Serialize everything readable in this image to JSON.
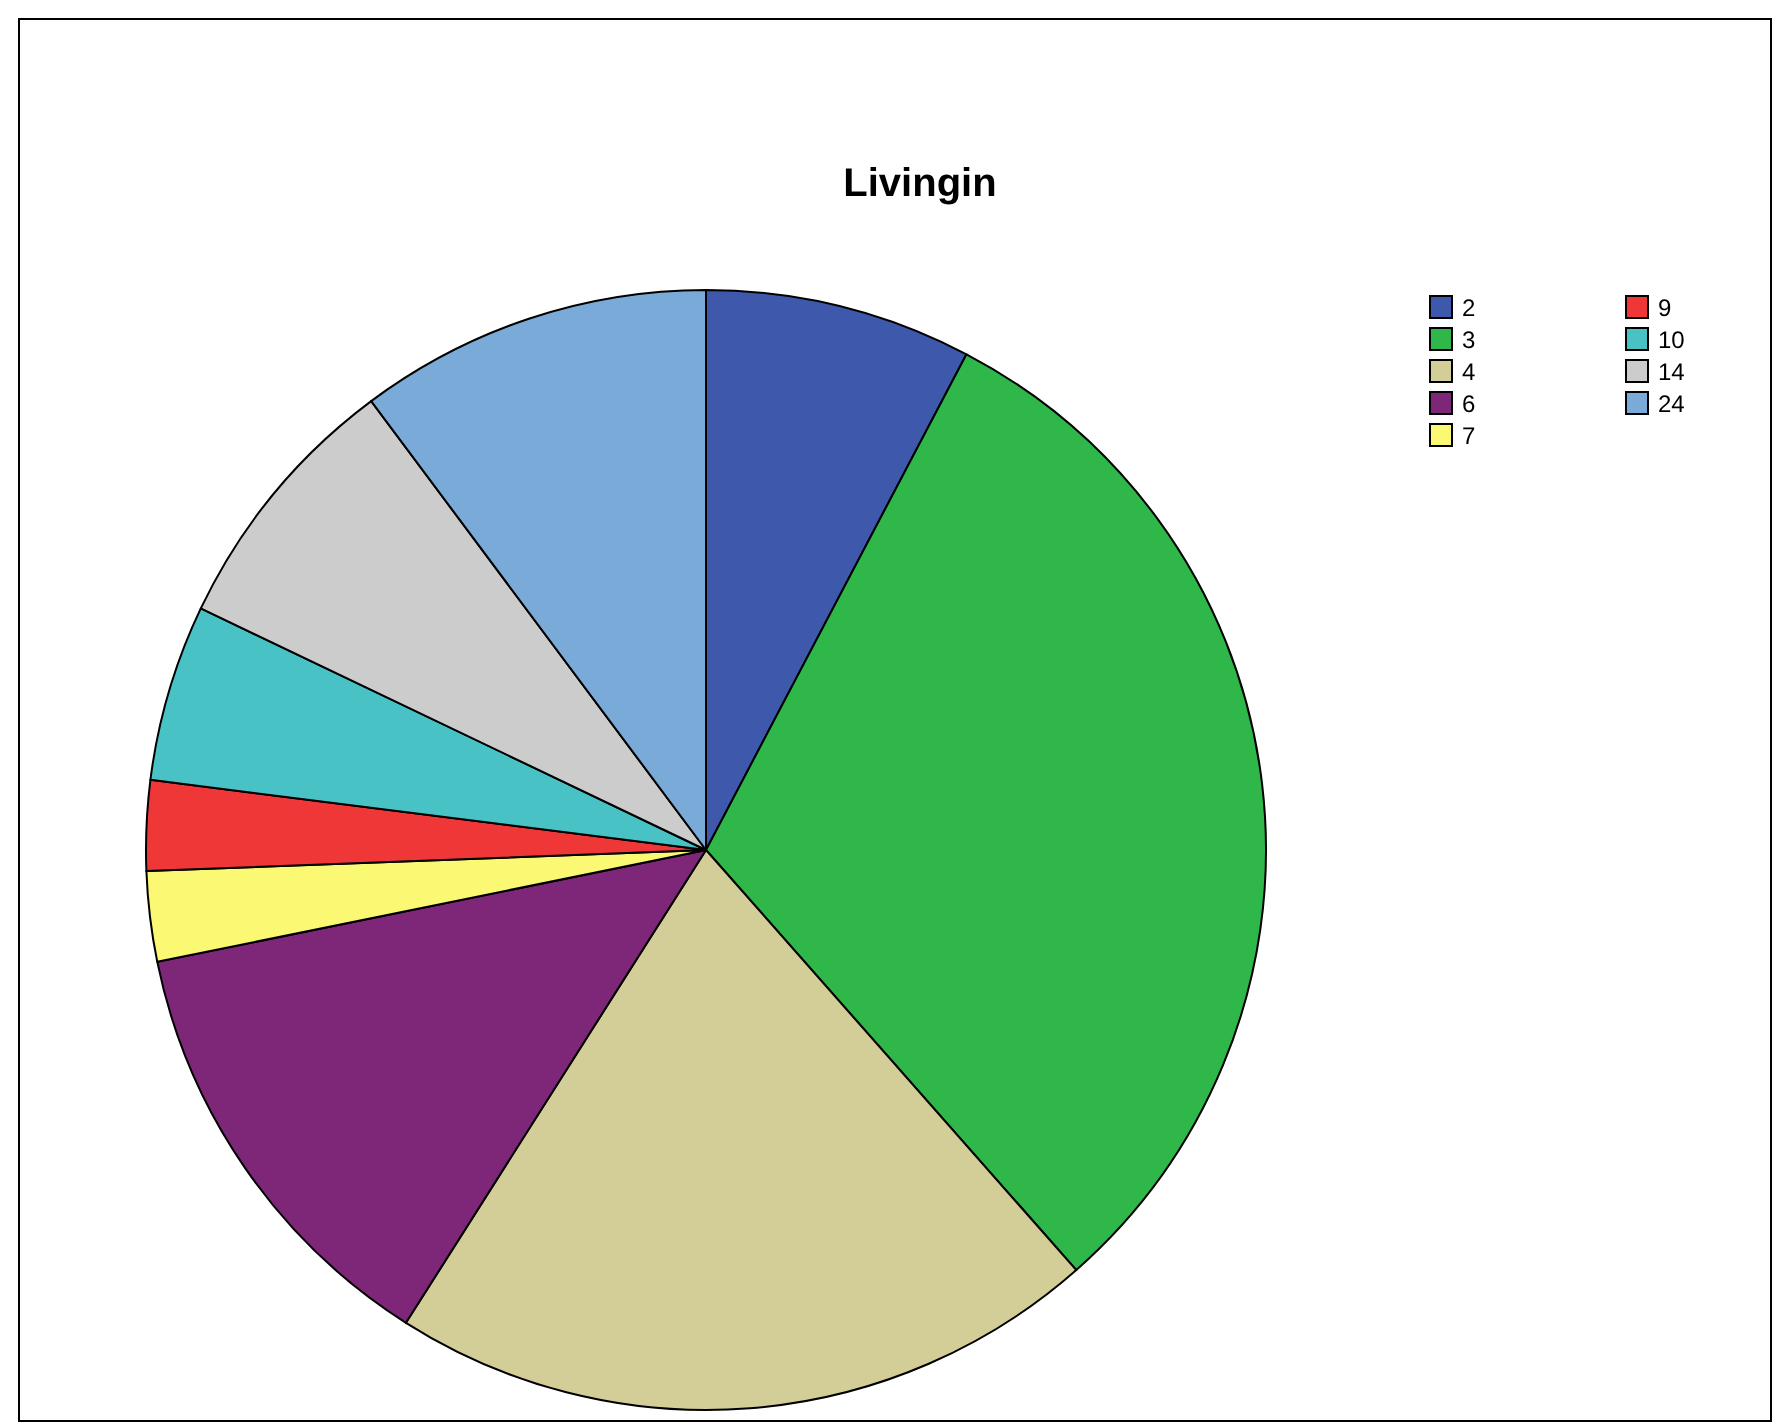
{
  "chart_data": {
    "type": "pie",
    "title": "Livingin",
    "categories": [
      "2",
      "3",
      "4",
      "6",
      "7",
      "9",
      "10",
      "14",
      "24"
    ],
    "values": [
      7.7,
      30.8,
      20.5,
      12.8,
      2.6,
      2.6,
      5.1,
      7.7,
      10.2
    ],
    "colors": [
      "#3e58ac",
      "#2fb74a",
      "#d3ce97",
      "#7e2677",
      "#fbf873",
      "#ef3737",
      "#48c2c5",
      "#cccccc",
      "#7aaad7"
    ],
    "legend": "top right"
  }
}
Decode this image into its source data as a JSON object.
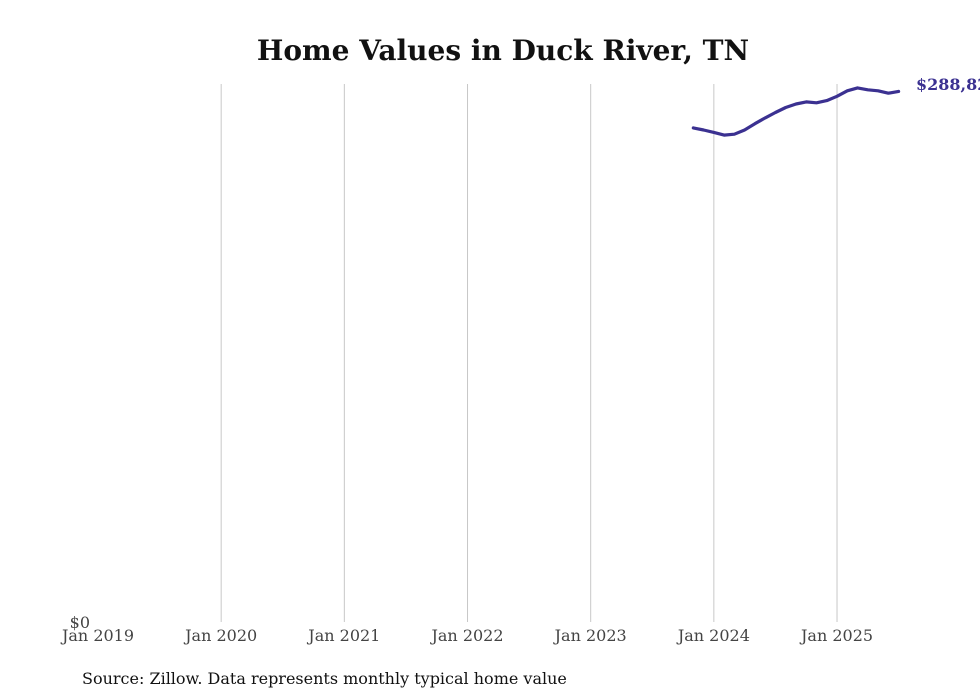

| Your task |
Images do not belong in the copy; reproduce all other parts of the records above verbatim.

| Solution to this task |
Serialize everything readable in this image to JSON.
{
  "chart_data": {
    "type": "pie",
    "title": "Livingin",
    "categories": [
      "2",
      "3",
      "4",
      "6",
      "7",
      "9",
      "10",
      "14",
      "24"
    ],
    "values": [
      7.7,
      30.8,
      20.5,
      12.8,
      2.6,
      2.6,
      5.1,
      7.7,
      10.2
    ],
    "colors": [
      "#3e58ac",
      "#2fb74a",
      "#d3ce97",
      "#7e2677",
      "#fbf873",
      "#ef3737",
      "#48c2c5",
      "#cccccc",
      "#7aaad7"
    ],
    "legend": "top right"
  }
}
Decode this image into its source data as a JSON object.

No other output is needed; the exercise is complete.